## STATED EXERCISE
Write out each line of the material again, word for word.

## DATASET RECORDS
_ _ _ _ _ _ _
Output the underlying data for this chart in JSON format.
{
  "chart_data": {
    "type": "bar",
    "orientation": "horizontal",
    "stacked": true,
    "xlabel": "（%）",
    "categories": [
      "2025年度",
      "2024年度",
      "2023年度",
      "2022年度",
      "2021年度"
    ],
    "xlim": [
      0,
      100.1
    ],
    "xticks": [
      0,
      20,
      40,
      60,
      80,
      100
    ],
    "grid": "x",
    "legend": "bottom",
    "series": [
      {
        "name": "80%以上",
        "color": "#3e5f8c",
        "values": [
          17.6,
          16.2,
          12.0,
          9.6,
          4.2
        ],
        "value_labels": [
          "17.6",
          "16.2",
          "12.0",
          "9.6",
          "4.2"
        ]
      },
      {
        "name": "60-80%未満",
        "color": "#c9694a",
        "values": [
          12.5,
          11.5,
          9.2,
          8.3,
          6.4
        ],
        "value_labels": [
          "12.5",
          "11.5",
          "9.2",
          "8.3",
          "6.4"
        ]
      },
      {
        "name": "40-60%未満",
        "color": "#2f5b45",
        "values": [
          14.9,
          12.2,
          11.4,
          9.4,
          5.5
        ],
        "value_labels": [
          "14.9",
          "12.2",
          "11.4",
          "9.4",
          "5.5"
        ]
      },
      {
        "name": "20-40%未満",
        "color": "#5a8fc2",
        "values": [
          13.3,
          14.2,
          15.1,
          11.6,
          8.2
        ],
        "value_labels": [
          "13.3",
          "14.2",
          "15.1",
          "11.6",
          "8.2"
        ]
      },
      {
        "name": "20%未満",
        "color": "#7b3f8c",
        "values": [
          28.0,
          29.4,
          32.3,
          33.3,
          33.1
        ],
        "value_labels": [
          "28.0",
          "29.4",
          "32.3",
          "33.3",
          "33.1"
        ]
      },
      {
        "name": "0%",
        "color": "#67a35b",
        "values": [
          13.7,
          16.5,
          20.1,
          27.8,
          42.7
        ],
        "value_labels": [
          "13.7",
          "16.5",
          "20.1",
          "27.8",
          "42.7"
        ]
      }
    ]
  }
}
_ _ _ _ _ _ _
## REPLY
Output the underlying data for this chart in JSON format.
{
  "chart_data": {
    "type": "bar",
    "orientation": "horizontal",
    "stacked": true,
    "xlabel": "（%）",
    "categories": [
      "2025年度",
      "2024年度",
      "2023年度",
      "2022年度",
      "2021年度"
    ],
    "xlim": [
      0,
      100.1
    ],
    "xticks": [
      0,
      20,
      40,
      60,
      80,
      100
    ],
    "grid": "x",
    "legend": "bottom",
    "series": [
      {
        "name": "80%以上",
        "color": "#3e5f8c",
        "values": [
          17.6,
          16.2,
          12.0,
          9.6,
          4.2
        ],
        "value_labels": [
          "17.6",
          "16.2",
          "12.0",
          "9.6",
          "4.2"
        ]
      },
      {
        "name": "60-80%未満",
        "color": "#c9694a",
        "values": [
          12.5,
          11.5,
          9.2,
          8.3,
          6.4
        ],
        "value_labels": [
          "12.5",
          "11.5",
          "9.2",
          "8.3",
          "6.4"
        ]
      },
      {
        "name": "40-60%未満",
        "color": "#2f5b45",
        "values": [
          14.9,
          12.2,
          11.4,
          9.4,
          5.5
        ],
        "value_labels": [
          "14.9",
          "12.2",
          "11.4",
          "9.4",
          "5.5"
        ]
      },
      {
        "name": "20-40%未満",
        "color": "#5a8fc2",
        "values": [
          13.3,
          14.2,
          15.1,
          11.6,
          8.2
        ],
        "value_labels": [
          "13.3",
          "14.2",
          "15.1",
          "11.6",
          "8.2"
        ]
      },
      {
        "name": "20%未満",
        "color": "#7b3f8c",
        "values": [
          28.0,
          29.4,
          32.3,
          33.3,
          33.1
        ],
        "value_labels": [
          "28.0",
          "29.4",
          "32.3",
          "33.3",
          "33.1"
        ]
      },
      {
        "name": "0%",
        "color": "#67a35b",
        "values": [
          13.7,
          16.5,
          20.1,
          27.8,
          42.7
        ],
        "value_labels": [
          "13.7",
          "16.5",
          "20.1",
          "27.8",
          "42.7"
        ]
      }
    ]
  }
}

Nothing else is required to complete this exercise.